- Records that describe figures -
--
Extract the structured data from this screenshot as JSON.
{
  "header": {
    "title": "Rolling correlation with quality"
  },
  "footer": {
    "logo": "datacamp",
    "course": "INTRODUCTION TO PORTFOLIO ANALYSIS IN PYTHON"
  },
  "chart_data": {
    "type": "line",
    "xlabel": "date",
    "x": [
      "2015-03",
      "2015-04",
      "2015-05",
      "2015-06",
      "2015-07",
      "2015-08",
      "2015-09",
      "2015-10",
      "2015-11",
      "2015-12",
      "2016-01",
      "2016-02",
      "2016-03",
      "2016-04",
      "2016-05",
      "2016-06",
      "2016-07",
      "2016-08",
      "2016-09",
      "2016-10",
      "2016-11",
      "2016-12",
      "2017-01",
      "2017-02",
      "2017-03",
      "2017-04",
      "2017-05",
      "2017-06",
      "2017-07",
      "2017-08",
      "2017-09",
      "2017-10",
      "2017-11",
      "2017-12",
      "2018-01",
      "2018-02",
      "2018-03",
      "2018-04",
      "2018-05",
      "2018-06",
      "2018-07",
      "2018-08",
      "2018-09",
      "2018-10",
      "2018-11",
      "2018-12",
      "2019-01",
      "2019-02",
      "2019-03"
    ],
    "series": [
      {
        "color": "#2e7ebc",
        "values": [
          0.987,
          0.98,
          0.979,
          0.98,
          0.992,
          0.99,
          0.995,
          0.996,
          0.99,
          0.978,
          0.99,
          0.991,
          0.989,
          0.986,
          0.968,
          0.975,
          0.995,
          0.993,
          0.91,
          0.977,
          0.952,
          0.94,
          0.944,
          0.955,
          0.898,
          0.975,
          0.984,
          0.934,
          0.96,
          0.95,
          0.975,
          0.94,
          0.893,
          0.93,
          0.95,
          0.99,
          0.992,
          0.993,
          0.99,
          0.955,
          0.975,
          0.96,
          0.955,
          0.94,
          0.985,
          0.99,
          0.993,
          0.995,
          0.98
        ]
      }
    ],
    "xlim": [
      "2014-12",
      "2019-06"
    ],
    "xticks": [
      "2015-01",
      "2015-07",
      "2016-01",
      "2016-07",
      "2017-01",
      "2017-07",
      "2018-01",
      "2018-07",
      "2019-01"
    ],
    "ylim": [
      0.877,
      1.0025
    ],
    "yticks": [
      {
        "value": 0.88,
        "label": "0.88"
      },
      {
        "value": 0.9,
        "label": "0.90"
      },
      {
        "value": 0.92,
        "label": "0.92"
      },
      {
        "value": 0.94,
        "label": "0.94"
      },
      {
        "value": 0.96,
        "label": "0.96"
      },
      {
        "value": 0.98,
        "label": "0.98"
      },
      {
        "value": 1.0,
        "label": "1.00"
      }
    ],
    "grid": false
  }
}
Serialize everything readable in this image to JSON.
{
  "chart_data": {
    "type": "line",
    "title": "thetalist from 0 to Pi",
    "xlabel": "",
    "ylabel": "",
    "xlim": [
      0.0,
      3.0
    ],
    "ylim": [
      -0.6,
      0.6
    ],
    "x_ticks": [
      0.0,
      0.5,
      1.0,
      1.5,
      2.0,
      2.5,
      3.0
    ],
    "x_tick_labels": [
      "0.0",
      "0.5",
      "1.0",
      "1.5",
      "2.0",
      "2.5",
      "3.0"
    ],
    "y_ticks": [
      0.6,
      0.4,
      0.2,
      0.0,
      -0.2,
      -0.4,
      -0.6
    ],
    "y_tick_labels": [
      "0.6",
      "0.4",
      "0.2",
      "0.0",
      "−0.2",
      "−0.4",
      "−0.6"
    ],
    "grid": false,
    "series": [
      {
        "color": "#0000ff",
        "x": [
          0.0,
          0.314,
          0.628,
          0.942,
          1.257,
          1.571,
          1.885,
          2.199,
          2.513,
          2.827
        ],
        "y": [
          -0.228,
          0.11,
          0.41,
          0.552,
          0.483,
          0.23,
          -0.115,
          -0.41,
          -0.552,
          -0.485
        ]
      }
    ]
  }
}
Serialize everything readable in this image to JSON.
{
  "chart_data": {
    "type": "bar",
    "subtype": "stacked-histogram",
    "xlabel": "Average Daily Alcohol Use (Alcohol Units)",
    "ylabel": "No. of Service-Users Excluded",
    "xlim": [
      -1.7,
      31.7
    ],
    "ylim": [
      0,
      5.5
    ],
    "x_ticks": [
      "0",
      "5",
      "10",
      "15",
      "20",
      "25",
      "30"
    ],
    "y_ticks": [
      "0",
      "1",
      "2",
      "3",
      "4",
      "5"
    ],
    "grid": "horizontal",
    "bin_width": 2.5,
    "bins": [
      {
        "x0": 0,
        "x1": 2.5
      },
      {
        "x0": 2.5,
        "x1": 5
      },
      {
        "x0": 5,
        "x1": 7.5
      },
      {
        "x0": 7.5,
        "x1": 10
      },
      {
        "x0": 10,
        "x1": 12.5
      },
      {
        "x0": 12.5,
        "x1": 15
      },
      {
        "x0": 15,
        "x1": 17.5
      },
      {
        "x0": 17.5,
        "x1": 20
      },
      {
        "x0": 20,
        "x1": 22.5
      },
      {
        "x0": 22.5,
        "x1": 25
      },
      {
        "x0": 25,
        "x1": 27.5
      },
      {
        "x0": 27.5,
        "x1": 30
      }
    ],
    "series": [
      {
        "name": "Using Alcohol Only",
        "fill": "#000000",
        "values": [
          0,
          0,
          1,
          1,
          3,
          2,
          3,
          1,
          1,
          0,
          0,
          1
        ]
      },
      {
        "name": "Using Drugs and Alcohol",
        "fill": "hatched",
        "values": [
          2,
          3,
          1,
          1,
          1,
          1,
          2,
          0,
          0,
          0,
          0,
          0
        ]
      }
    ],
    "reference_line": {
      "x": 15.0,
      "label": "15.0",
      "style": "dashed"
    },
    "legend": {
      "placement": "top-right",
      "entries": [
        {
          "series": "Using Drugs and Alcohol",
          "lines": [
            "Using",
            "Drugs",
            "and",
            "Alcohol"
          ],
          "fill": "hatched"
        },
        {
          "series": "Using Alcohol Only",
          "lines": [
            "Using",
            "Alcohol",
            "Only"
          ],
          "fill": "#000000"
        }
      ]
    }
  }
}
--
Output the full listing exactly as it stands.

Extract the structured data from this screenshot as JSON.
{
  "header": {
    "title": "Rolling correlation with quality"
  },
  "footer": {
    "logo": "datacamp",
    "course": "INTRODUCTION TO PORTFOLIO ANALYSIS IN PYTHON"
  },
  "chart_data": {
    "type": "line",
    "xlabel": "date",
    "x": [
      "2015-03",
      "2015-04",
      "2015-05",
      "2015-06",
      "2015-07",
      "2015-08",
      "2015-09",
      "2015-10",
      "2015-11",
      "2015-12",
      "2016-01",
      "2016-02",
      "2016-03",
      "2016-04",
      "2016-05",
      "2016-06",
      "2016-07",
      "2016-08",
      "2016-09",
      "2016-10",
      "2016-11",
      "2016-12",
      "2017-01",
      "2017-02",
      "2017-03",
      "2017-04",
      "2017-05",
      "2017-06",
      "2017-07",
      "2017-08",
      "2017-09",
      "2017-10",
      "2017-11",
      "2017-12",
      "2018-01",
      "2018-02",
      "2018-03",
      "2018-04",
      "2018-05",
      "2018-06",
      "2018-07",
      "2018-08",
      "2018-09",
      "2018-10",
      "2018-11",
      "2018-12",
      "2019-01",
      "2019-02",
      "2019-03"
    ],
    "series": [
      {
        "color": "#2e7ebc",
        "values": [
          0.987,
          0.98,
          0.979,
          0.98,
          0.992,
          0.99,
          0.995,
          0.996,
          0.99,
          0.978,
          0.99,
          0.991,
          0.989,
          0.986,
          0.968,
          0.975,
          0.995,
          0.993,
          0.91,
          0.977,
          0.952,
          0.94,
          0.944,
          0.955,
          0.898,
          0.975,
          0.984,
          0.934,
          0.96,
          0.95,
          0.975,
          0.94,
          0.893,
          0.93,
          0.95,
          0.99,
          0.992,
          0.993,
          0.99,
          0.955,
          0.975,
          0.96,
          0.955,
          0.94,
          0.985,
          0.99,
          0.993,
          0.995,
          0.98
        ]
      }
    ],
    "xlim": [
      "2014-12",
      "2019-06"
    ],
    "xticks": [
      "2015-01",
      "2015-07",
      "2016-01",
      "2016-07",
      "2017-01",
      "2017-07",
      "2018-01",
      "2018-07",
      "2019-01"
    ],
    "ylim": [
      0.877,
      1.0025
    ],
    "yticks": [
      {
        "value": 0.88,
        "label": "0.88"
      },
      {
        "value": 0.9,
        "label": "0.90"
      },
      {
        "value": 0.92,
        "label": "0.92"
      },
      {
        "value": 0.94,
        "label": "0.94"
      },
      {
        "value": 0.96,
        "label": "0.96"
      },
      {
        "value": 0.98,
        "label": "0.98"
      },
      {
        "value": 1.0,
        "label": "1.00"
      }
    ],
    "grid": false
  }
}
Serialize everything readable in this image to JSON.
{
  "chart_data": {
    "type": "line",
    "title": "thetalist from 0 to Pi",
    "xlabel": "",
    "ylabel": "",
    "xlim": [
      0.0,
      3.0
    ],
    "ylim": [
      -0.6,
      0.6
    ],
    "x_ticks": [
      0.0,
      0.5,
      1.0,
      1.5,
      2.0,
      2.5,
      3.0
    ],
    "x_tick_labels": [
      "0.0",
      "0.5",
      "1.0",
      "1.5",
      "2.0",
      "2.5",
      "3.0"
    ],
    "y_ticks": [
      0.6,
      0.4,
      0.2,
      0.0,
      -0.2,
      -0.4,
      -0.6
    ],
    "y_tick_labels": [
      "0.6",
      "0.4",
      "0.2",
      "0.0",
      "−0.2",
      "−0.4",
      "−0.6"
    ],
    "grid": false,
    "series": [
      {
        "color": "#0000ff",
        "x": [
          0.0,
          0.314,
          0.628,
          0.942,
          1.257,
          1.571,
          1.885,
          2.199,
          2.513,
          2.827
        ],
        "y": [
          -0.228,
          0.11,
          0.41,
          0.552,
          0.483,
          0.23,
          -0.115,
          -0.41,
          -0.552,
          -0.485
        ]
      }
    ]
  }
}
Serialize everything readable in this image to JSON.
{
  "chart_data": {
    "type": "bar",
    "subtype": "stacked-histogram",
    "xlabel": "Average Daily Alcohol Use (Alcohol Units)",
    "ylabel": "No. of Service-Users Excluded",
    "xlim": [
      -1.7,
      31.7
    ],
    "ylim": [
      0,
      5.5
    ],
    "x_ticks": [
      "0",
      "5",
      "10",
      "15",
      "20",
      "25",
      "30"
    ],
    "y_ticks": [
      "0",
      "1",
      "2",
      "3",
      "4",
      "5"
    ],
    "grid": "horizontal",
    "bin_width": 2.5,
    "bins": [
      {
        "x0": 0,
        "x1": 2.5
      },
      {
        "x0": 2.5,
        "x1": 5
      },
      {
        "x0": 5,
        "x1": 7.5
      },
      {
        "x0": 7.5,
        "x1": 10
      },
      {
        "x0": 10,
        "x1": 12.5
      },
      {
        "x0": 12.5,
        "x1": 15
      },
      {
        "x0": 15,
        "x1": 17.5
      },
      {
        "x0": 17.5,
        "x1": 20
      },
      {
        "x0": 20,
        "x1": 22.5
      },
      {
        "x0": 22.5,
        "x1": 25
      },
      {
        "x0": 25,
        "x1": 27.5
      },
      {
        "x0": 27.5,
        "x1": 30
      }
    ],
    "series": [
      {
        "name": "Using Alcohol Only",
        "fill": "#000000",
        "values": [
          0,
          0,
          1,
          1,
          3,
          2,
          3,
          1,
          1,
          0,
          0,
          1
        ]
      },
      {
        "name": "Using Drugs and Alcohol",
        "fill": "hatched",
        "values": [
          2,
          3,
          1,
          1,
          1,
          1,
          2,
          0,
          0,
          0,
          0,
          0
        ]
      }
    ],
    "reference_line": {
      "x": 15.0,
      "label": "15.0",
      "style": "dashed"
    },
    "legend": {
      "placement": "top-right",
      "entries": [
        {
          "series": "Using Drugs and Alcohol",
          "lines": [
            "Using",
            "Drugs",
            "and",
            "Alcohol"
          ],
          "fill": "hatched"
        },
        {
          "series": "Using Alcohol Only",
          "lines": [
            "Using",
            "Alcohol",
            "Only"
          ],
          "fill": "#000000"
        }
      ]
    }
  }
}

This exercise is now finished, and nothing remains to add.